FMCSA Motus: What Every Motor Carrier Needs to Do Before May 14, 2026

FMCSA's legacy registration systems go dark on May 14, 2026 at 8:00 PM ET. Motus — the new unified registration platform — opens five days later. Here's what's changing, what to do before the cutover, and what to expect on your first Motus login.

Cover Image for FMCSA Motus: What Every Motor Carrier Needs to Do Before May 14, 2026

Summary: On May 14, 2026 at 8:00 PM Eastern, FMCSA's legacy registration systems — URS, Licensing & Insurance, the legacy FMCSA Portal — go dark. Five days later, on May 19, FMCSA's new unified registration platform, called Motus, opens to every USDOT-registered motor carrier. First-time Motus login requires identity verification through IDEMIA (government ID photo plus a biometric selfie match) and business verification through CLEAR. The "Company Official" must now be an owner or direct employee — your dispatcher, BOC-3 agent, or third-party compliance consultant can no longer hold that role. Before May 14, every carrier should log into the legacy FMCSA Portal one last time to confirm an active account, a correct Company Official, and a Login.gov email that matches your portal record. Miss the cutover and you risk losing access to insurance filings, biennial updates, and address changes until you can clear paper-based verification — which currently runs about eight business days behind the digital path.

9 min read — Part 1 of a 3-part series on FMCSA Motus. Part 2 covers brokers; Part 3 covers drivers and owner-operators.

If you operate a motor carrier with active USDOT authority, the next 48 hours matter.

FMCSA is in the middle of the biggest change to federal motor-carrier registration in a generation. The agency is retiring a stack of registration systems that have accumulated since 1994 and consolidating everything into a single platform called Motus. The name isn't an acronym — it comes from the Latin word for "movement," and the official label is Motus: USDOT Registration System.

GIVEN EXERCISE 1
Say whether each of these statements agrees with the Motus article, and support each answer with the deciding words of the article, quoted exactly. (a) Motus opens on May 19, 2026. (b) A third-party compliance consultant may still serve as the Company Official. (c) The name Motus is an acronym.
GIVEN EXERCISE 2
Print the Motus article word for word from the words "FMCSA's legacy registration systems go" through the words "first Motus login.".

DATA ROWS
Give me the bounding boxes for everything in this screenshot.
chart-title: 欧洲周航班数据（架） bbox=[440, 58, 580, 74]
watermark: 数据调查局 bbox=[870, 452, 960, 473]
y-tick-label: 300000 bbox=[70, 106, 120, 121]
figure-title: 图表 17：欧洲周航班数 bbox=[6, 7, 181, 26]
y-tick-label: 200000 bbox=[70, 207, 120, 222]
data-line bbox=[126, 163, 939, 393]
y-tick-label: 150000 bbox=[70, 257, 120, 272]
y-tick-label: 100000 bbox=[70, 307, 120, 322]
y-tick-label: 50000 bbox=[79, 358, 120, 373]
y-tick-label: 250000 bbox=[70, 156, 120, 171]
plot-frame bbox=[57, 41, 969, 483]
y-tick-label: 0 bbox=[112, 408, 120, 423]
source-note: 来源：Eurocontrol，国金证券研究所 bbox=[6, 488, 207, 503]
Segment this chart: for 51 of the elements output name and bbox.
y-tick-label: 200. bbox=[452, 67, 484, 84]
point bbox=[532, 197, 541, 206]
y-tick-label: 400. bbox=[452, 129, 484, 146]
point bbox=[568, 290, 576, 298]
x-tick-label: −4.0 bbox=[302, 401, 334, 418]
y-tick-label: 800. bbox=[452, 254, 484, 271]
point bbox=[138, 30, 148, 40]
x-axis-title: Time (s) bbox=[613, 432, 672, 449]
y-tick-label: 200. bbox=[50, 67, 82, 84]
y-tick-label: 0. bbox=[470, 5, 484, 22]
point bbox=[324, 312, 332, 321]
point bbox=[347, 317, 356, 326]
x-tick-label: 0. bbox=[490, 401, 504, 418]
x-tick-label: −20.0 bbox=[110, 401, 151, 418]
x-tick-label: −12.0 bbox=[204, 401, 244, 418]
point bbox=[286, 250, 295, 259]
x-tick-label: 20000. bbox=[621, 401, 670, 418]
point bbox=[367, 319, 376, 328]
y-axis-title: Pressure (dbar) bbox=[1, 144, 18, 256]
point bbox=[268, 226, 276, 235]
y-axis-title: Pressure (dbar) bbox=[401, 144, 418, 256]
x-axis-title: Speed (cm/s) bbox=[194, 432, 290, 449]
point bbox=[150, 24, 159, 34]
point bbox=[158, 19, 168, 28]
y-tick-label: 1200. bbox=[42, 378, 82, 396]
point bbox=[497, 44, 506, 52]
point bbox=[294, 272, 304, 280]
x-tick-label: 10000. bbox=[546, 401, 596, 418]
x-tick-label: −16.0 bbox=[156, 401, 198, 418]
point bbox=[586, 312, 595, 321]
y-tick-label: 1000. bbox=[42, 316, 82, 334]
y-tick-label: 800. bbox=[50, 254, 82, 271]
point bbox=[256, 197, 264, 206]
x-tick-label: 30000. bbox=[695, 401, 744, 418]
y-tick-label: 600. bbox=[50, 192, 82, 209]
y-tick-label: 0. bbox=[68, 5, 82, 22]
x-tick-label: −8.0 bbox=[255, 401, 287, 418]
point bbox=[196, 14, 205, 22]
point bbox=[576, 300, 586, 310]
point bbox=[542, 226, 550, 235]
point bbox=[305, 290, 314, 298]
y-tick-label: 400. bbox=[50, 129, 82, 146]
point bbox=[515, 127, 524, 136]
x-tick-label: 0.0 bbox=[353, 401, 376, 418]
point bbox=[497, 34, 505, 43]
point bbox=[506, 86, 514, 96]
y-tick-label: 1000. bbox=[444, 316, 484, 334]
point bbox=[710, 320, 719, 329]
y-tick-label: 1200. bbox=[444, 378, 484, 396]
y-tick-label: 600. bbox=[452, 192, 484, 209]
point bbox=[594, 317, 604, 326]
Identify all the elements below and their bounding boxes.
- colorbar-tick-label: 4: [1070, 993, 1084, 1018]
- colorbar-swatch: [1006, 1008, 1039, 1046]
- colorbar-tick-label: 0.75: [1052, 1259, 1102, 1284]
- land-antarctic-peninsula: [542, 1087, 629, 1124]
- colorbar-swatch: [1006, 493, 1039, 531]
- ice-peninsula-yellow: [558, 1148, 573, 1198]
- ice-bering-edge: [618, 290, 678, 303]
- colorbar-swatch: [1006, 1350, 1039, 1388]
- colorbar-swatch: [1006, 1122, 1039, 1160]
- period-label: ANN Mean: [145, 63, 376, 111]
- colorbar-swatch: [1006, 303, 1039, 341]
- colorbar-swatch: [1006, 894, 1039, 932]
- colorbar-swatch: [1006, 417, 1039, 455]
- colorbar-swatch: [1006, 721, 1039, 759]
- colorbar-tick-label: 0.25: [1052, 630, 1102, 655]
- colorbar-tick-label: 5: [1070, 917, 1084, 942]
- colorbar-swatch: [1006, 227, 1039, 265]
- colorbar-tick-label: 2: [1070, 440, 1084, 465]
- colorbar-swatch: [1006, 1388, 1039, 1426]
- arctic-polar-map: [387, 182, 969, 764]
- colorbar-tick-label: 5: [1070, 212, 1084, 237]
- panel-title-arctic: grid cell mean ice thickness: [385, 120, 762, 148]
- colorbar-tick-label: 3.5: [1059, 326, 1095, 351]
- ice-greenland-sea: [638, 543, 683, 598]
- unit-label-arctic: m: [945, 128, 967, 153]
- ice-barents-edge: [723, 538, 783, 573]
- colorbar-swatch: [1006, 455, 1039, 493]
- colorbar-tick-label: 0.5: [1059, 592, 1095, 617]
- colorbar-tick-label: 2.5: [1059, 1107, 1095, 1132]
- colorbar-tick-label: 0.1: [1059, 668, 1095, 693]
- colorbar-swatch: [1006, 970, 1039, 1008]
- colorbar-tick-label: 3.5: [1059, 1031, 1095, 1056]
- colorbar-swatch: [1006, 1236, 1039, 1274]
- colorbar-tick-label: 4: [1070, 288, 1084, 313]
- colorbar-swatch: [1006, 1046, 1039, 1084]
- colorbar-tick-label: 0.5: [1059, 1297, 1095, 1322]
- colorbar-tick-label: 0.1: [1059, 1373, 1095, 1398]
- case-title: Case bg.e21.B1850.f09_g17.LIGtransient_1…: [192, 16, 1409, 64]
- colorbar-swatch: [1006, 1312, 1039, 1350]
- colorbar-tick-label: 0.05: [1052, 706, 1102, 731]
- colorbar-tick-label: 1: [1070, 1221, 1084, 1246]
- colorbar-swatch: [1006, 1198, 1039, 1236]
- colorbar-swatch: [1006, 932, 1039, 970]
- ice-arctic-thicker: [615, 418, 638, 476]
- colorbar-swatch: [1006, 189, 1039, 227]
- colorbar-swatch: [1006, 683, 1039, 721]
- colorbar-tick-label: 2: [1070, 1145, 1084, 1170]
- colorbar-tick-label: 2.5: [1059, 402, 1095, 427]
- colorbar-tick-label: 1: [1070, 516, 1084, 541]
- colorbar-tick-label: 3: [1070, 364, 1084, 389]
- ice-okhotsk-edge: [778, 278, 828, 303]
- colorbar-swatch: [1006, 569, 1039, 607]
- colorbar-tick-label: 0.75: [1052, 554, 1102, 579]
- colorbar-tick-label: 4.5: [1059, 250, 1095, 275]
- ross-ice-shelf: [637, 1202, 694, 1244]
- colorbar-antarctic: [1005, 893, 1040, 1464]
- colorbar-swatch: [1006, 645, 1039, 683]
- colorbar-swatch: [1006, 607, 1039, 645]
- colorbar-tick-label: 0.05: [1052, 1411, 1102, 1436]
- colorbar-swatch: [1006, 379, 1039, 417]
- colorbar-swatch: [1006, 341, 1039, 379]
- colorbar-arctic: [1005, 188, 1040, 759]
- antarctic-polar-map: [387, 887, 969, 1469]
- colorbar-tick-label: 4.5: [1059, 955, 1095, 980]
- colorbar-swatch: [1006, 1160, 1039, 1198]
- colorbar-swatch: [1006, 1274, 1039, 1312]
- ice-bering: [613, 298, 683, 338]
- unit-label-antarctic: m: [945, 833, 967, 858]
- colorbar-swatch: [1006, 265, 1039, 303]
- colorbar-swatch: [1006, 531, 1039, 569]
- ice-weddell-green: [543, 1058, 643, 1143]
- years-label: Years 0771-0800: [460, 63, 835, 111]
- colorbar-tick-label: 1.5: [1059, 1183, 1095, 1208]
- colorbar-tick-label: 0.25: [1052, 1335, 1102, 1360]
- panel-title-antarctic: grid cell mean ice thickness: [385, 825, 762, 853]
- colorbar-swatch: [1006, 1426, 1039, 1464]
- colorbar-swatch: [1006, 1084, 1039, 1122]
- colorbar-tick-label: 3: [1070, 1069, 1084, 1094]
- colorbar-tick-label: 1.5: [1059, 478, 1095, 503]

WORKED SOLUTION 1
(a) Yes. "Five days later, on May 19, FMCSA's new unified registration platform, called Motus, opens to every USDOT-registered motor carrier."
(b) No. "your dispatcher, BOC-3 agent, or third-party compliance consultant can no longer hold that role"
(c) No. "The name isn't an acronym"

WORKED SOLUTION 2
FMCSA's legacy registration systems go dark on May 14, 2026 at 8:00 PM ET. Motus — the new unified registration platform — opens five days later. Here's what's changing, what to do before the cutover, and what to expect on your first Motus login.